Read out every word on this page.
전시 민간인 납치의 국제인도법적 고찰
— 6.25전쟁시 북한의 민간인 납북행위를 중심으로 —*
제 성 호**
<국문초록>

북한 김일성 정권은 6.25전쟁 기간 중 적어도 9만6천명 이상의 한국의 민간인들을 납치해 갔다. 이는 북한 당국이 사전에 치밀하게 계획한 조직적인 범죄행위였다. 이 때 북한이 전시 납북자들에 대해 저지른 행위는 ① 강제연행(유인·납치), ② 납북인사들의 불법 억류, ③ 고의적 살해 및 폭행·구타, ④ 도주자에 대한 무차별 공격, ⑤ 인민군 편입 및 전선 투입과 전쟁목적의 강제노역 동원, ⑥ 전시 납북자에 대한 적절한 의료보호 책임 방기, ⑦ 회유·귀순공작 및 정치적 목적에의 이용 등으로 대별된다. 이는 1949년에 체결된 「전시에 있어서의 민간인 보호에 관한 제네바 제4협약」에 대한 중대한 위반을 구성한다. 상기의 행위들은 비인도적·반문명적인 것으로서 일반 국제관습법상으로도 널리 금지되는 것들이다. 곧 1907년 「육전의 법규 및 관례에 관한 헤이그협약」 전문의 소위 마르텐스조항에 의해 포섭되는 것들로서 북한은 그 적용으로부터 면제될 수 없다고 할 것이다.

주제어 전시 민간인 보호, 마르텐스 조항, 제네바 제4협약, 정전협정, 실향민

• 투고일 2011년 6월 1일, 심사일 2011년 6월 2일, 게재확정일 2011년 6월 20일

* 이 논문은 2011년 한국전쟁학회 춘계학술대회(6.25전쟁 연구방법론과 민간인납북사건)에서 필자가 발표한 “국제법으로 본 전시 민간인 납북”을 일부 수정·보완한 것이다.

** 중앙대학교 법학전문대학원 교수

+===+

What you should do »
Your task is to output the full set of records exactly as presented.

Finished answer »
Read out every word on this page.
전시 민간인 납치의 국제인도법적 고찰
— 6.25전쟁시 북한의 민간인 납북행위를 중심으로 —*
제 성 호**
<국문초록>

북한 김일성 정권은 6.25전쟁 기간 중 적어도 9만6천명 이상의 한국의 민간인들을 납치해 갔다. 이는 북한 당국이 사전에 치밀하게 계획한 조직적인 범죄행위였다. 이 때 북한이 전시 납북자들에 대해 저지른 행위는 ① 강제연행(유인·납치), ② 납북인사들의 불법 억류, ③ 고의적 살해 및 폭행·구타, ④ 도주자에 대한 무차별 공격, ⑤ 인민군 편입 및 전선 투입과 전쟁목적의 강제노역 동원, ⑥ 전시 납북자에 대한 적절한 의료보호 책임 방기, ⑦ 회유·귀순공작 및 정치적 목적에의 이용 등으로 대별된다. 이는 1949년에 체결된 「전시에 있어서의 민간인 보호에 관한 제네바 제4협약」에 대한 중대한 위반을 구성한다. 상기의 행위들은 비인도적·반문명적인 것으로서 일반 국제관습법상으로도 널리 금지되는 것들이다. 곧 1907년 「육전의 법규 및 관례에 관한 헤이그협약」 전문의 소위 마르텐스조항에 의해 포섭되는 것들로서 북한은 그 적용으로부터 면제될 수 없다고 할 것이다.

주제어 전시 민간인 보호, 마르텐스 조항, 제네바 제4협약, 정전협정, 실향민

• 투고일 2011년 6월 1일, 심사일 2011년 6월 2일, 게재확정일 2011년 6월 20일

* 이 논문은 2011년 한국전쟁학회 춘계학술대회(6.25전쟁 연구방법론과 민간인납북사건)에서 필자가 발표한 “국제법으로 본 전시 민간인 납북”을 일부 수정·보완한 것이다.

** 중앙대학교 법학전문대학원 교수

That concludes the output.